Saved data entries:

####################

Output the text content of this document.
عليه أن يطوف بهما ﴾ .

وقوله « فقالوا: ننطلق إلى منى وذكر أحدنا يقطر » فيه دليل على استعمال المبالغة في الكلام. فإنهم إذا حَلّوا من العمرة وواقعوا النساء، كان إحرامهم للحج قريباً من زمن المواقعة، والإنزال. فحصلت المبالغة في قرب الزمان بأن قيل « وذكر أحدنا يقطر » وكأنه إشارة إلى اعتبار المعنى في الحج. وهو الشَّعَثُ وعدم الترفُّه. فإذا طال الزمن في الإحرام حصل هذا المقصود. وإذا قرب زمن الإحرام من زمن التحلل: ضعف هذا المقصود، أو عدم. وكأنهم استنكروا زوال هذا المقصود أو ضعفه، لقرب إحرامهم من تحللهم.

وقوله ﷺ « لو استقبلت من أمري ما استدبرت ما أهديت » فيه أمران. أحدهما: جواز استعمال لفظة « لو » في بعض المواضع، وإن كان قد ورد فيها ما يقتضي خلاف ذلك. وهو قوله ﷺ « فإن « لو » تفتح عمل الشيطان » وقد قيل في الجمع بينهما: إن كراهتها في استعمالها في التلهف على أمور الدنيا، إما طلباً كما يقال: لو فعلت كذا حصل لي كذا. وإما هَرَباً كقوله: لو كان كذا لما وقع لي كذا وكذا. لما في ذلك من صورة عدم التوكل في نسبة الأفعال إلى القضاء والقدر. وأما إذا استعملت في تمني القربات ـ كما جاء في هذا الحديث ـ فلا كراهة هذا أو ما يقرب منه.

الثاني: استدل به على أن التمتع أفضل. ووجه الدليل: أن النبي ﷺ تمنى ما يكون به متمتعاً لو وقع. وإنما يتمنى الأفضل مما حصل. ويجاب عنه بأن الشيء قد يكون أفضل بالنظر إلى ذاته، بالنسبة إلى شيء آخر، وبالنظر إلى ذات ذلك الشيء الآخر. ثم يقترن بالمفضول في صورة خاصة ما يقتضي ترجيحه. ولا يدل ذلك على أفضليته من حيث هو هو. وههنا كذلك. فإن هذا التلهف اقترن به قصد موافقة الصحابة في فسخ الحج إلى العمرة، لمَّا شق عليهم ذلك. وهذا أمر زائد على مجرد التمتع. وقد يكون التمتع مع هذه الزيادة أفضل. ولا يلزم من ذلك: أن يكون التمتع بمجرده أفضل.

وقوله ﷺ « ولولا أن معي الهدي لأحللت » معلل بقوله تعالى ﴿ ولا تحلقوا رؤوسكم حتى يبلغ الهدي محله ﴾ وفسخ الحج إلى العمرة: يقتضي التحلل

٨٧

####################

Output the complete data exactly as written.

ANSWER TO THIS TASK:
Output the text content of this document.
عليه أن يطوف بهما ﴾ .

وقوله « فقالوا: ننطلق إلى منى وذكر أحدنا يقطر » فيه دليل على استعمال المبالغة في الكلام. فإنهم إذا حَلّوا من العمرة وواقعوا النساء، كان إحرامهم للحج قريباً من زمن المواقعة، والإنزال. فحصلت المبالغة في قرب الزمان بأن قيل « وذكر أحدنا يقطر » وكأنه إشارة إلى اعتبار المعنى في الحج. وهو الشَّعَثُ وعدم الترفُّه. فإذا طال الزمن في الإحرام حصل هذا المقصود. وإذا قرب زمن الإحرام من زمن التحلل: ضعف هذا المقصود، أو عدم. وكأنهم استنكروا زوال هذا المقصود أو ضعفه، لقرب إحرامهم من تحللهم.

وقوله ﷺ « لو استقبلت من أمري ما استدبرت ما أهديت » فيه أمران. أحدهما: جواز استعمال لفظة « لو » في بعض المواضع، وإن كان قد ورد فيها ما يقتضي خلاف ذلك. وهو قوله ﷺ « فإن « لو » تفتح عمل الشيطان » وقد قيل في الجمع بينهما: إن كراهتها في استعمالها في التلهف على أمور الدنيا، إما طلباً كما يقال: لو فعلت كذا حصل لي كذا. وإما هَرَباً كقوله: لو كان كذا لما وقع لي كذا وكذا. لما في ذلك من صورة عدم التوكل في نسبة الأفعال إلى القضاء والقدر. وأما إذا استعملت في تمني القربات ـ كما جاء في هذا الحديث ـ فلا كراهة هذا أو ما يقرب منه.

الثاني: استدل به على أن التمتع أفضل. ووجه الدليل: أن النبي ﷺ تمنى ما يكون به متمتعاً لو وقع. وإنما يتمنى الأفضل مما حصل. ويجاب عنه بأن الشيء قد يكون أفضل بالنظر إلى ذاته، بالنسبة إلى شيء آخر، وبالنظر إلى ذات ذلك الشيء الآخر. ثم يقترن بالمفضول في صورة خاصة ما يقتضي ترجيحه. ولا يدل ذلك على أفضليته من حيث هو هو. وههنا كذلك. فإن هذا التلهف اقترن به قصد موافقة الصحابة في فسخ الحج إلى العمرة، لمَّا شق عليهم ذلك. وهذا أمر زائد على مجرد التمتع. وقد يكون التمتع مع هذه الزيادة أفضل. ولا يلزم من ذلك: أن يكون التمتع بمجرده أفضل.

وقوله ﷺ « ولولا أن معي الهدي لأحللت » معلل بقوله تعالى ﴿ ولا تحلقوا رؤوسكم حتى يبلغ الهدي محله ﴾ وفسخ الحج إلى العمرة: يقتضي التحلل

٨٧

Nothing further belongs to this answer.